§ **What is required**: Wherever "opslag" appears in a line, copy that line.

Records:

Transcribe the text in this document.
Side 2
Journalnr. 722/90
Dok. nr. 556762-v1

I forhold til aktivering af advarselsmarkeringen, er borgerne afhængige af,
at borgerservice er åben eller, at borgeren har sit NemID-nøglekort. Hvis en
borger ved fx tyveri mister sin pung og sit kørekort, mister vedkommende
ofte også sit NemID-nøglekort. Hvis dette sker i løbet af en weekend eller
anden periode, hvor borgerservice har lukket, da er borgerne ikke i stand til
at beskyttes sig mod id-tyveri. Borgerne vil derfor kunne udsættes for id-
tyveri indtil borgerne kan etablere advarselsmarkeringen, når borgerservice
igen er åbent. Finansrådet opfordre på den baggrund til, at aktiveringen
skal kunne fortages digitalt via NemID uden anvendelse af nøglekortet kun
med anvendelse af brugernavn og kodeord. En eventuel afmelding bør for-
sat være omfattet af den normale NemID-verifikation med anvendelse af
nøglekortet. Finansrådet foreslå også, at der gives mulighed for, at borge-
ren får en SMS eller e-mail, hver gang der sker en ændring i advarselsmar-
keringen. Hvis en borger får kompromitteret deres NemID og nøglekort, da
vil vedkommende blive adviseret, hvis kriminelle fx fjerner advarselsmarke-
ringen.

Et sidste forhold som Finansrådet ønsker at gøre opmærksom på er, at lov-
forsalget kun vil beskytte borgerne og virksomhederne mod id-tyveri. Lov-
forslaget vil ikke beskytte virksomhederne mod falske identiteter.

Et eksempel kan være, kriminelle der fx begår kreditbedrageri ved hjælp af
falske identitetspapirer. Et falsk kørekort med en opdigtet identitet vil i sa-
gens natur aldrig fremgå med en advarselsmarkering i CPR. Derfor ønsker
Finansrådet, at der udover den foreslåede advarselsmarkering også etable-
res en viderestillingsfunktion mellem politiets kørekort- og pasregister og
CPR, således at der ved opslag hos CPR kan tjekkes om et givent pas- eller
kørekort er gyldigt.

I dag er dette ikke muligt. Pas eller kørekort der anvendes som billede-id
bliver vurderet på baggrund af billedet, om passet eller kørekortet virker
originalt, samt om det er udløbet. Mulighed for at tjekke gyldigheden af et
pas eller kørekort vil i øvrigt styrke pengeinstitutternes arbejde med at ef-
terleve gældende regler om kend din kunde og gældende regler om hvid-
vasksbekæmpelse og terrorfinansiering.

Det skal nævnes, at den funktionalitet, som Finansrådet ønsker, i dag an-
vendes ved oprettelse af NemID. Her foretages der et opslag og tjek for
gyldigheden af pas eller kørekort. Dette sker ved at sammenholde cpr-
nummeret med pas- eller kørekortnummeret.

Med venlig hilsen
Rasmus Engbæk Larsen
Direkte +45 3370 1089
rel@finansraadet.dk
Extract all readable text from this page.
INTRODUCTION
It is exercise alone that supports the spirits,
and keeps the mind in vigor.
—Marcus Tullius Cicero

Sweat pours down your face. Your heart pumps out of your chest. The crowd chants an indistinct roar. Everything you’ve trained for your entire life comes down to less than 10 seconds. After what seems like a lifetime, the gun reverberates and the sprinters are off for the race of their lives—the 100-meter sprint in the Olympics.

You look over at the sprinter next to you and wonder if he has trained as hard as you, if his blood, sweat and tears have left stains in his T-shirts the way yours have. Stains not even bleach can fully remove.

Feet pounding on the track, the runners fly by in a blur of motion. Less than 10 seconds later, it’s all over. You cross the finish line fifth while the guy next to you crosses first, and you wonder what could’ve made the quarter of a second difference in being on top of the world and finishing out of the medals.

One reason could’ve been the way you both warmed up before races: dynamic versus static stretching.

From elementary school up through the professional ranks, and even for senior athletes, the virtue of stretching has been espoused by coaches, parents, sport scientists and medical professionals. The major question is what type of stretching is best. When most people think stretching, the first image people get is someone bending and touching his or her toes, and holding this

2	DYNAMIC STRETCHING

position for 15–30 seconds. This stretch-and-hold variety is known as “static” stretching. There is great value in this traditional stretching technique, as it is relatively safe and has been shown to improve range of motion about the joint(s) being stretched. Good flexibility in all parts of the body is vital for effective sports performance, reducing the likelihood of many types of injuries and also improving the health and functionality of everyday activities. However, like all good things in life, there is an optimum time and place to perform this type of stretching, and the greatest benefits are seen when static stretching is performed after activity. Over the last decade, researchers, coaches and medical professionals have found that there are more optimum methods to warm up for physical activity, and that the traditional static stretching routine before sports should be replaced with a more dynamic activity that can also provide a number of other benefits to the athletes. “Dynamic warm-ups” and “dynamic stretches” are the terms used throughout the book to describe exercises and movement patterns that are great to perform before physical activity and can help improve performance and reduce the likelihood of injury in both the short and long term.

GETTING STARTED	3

§ **Response to this exercise**:
CPR, således at der ved opslag hos CPR kan tjekkes om et givent pas- eller
vendes ved oprettelse af NemID. Her foretages der et opslag og tjek for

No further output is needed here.